◆ EXTRAIT CHOISI ◆
──────────────────────────────

Arrivé chez lui, il jetait le tout dans un carton, et c'était à son préparateur à démêler ses acquisitions.
On lui signalait toutes les pièces rares (On en aurait fabriqué au besoin pour lui) il arrivait, les regardait à peine et disait : Combien ? - C'est tant - C'est cher, Monsieur, répétait-il une dizaine de fois, puis il s'emparait de la pièce, la payait peu ou beaucoup, et s'en allait comme un voleur en disant “Ne le dites pas” Il avait alors l'attitude d'un collégien qui a peur d'être grondé par sa mère parce qu'il a employé les dix francs destinés au Thesorus à acheter des douceurs !

Voilà en quelques traits caractéristiques quelle était la mentalité de ce grand collectionneur. Quelle étaient donc ses origines ?

──────────────────────────────

◆ ENREGISTREMENTS ◆

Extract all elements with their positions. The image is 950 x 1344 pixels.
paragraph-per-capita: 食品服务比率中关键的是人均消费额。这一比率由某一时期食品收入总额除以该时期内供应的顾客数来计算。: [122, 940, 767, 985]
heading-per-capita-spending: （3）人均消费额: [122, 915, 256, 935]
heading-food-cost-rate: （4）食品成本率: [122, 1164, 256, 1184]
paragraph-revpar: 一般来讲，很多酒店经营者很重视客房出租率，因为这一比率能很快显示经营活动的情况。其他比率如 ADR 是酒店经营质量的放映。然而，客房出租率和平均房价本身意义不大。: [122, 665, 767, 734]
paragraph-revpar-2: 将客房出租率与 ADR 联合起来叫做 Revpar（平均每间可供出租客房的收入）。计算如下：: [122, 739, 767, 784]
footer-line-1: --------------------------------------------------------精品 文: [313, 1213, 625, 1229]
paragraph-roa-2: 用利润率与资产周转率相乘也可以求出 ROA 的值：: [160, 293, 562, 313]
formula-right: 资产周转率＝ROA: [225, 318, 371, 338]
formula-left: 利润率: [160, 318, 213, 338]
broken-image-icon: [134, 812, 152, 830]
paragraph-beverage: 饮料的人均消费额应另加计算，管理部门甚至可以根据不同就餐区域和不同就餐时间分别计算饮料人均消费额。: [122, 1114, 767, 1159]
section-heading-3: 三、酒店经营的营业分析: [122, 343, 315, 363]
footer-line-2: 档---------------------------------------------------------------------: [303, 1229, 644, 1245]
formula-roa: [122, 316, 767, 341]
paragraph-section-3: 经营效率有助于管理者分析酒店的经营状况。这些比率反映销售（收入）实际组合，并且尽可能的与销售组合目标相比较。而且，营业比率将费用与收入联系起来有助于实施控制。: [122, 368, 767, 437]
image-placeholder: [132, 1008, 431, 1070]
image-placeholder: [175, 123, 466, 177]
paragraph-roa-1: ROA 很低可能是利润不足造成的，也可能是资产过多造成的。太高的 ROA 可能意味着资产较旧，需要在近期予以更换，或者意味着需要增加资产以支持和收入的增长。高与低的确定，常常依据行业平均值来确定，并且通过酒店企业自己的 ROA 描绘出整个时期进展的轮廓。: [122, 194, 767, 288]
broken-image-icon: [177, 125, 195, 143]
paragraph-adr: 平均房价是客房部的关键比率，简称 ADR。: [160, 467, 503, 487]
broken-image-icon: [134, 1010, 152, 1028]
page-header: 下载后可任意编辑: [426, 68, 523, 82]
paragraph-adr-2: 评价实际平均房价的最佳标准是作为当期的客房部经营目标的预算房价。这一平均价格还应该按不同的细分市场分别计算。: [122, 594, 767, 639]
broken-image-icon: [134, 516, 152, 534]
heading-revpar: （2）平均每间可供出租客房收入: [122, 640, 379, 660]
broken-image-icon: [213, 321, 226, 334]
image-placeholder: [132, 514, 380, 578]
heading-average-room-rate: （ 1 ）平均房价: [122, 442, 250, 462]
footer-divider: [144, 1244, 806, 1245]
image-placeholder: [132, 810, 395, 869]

──────────────────────────────

◆ À COMPLÉTER ◆
a: Dans l'extrait sur le grand collectionneur, résumez s'il vous plaît le paragraphe commençant par « On lui signalait toutes les pièces rares » en quelques phrases, sans perdre ses faits principaux.
b: Prolongez l'extrait sur le collectionneur à partir de sa dernière phrase.

◆ RÉPONSES PAR CONSIGNE ◆
a: On lui signalait toutes les pièces rares, qu'on aurait même fabriquées au besoin pour lui. Il arrivait, les regardait à peine et en demandait le prix, qu'il jugeait cher une dizaine de fois avant de s'emparer de la pièce. Il la payait peu ou beaucoup, puis partait comme un voleur en demandant qu'on n'en dise rien. Il ressemblait alors à un collégien craignant d'être grondé par sa mère pour avoir dépensé en douceurs les dix francs destinés au Thesorus.

b:
Sa famille était de Gênes. Le marquis de Ferrari en héritant de ses parents d'une très grosse fortune, se voua aux affaires financières, surtout aux chemins de fer, et ayant acquis par des moyens plutôt immoraux, une grande partie des obligations de nos chemins de fer français, il devint en France administrateur de quatre de nos principales lignes. Il fit au commencement du XIXe siècle une grosse libéralité à la ville de Gênes, il donna dit-on quarante millions pour la reconstruction de son port ; en récompense le roi Victor-Emmanuel le fit prince de Lucedio ; enfin le pape l'avait créé duc de Galliera.
Il se maria avec la fille du marquis de Brignolle-Sale, ancien ambassadeur de Sardaigne en France, née en 1812.
Quand le marquis mourut en 1876, il laissait à sa veuve l'énorme fortune de 220 millions. (…) Elle se consacra alors aux oeuvres philanthropiques et elle dépensa sans compter pour édifier le Musée Galliera ; l'hospice et l'orphelinat St. Philippe à Clamart, des maisons ouvrières, enfin elle donna à la ville de Gênes, le palais qu'elle avait habité avec son mari, et 25 millions pour le port de cette ville, sans compter un grand nombre d'autres oeuvres charitables. (…)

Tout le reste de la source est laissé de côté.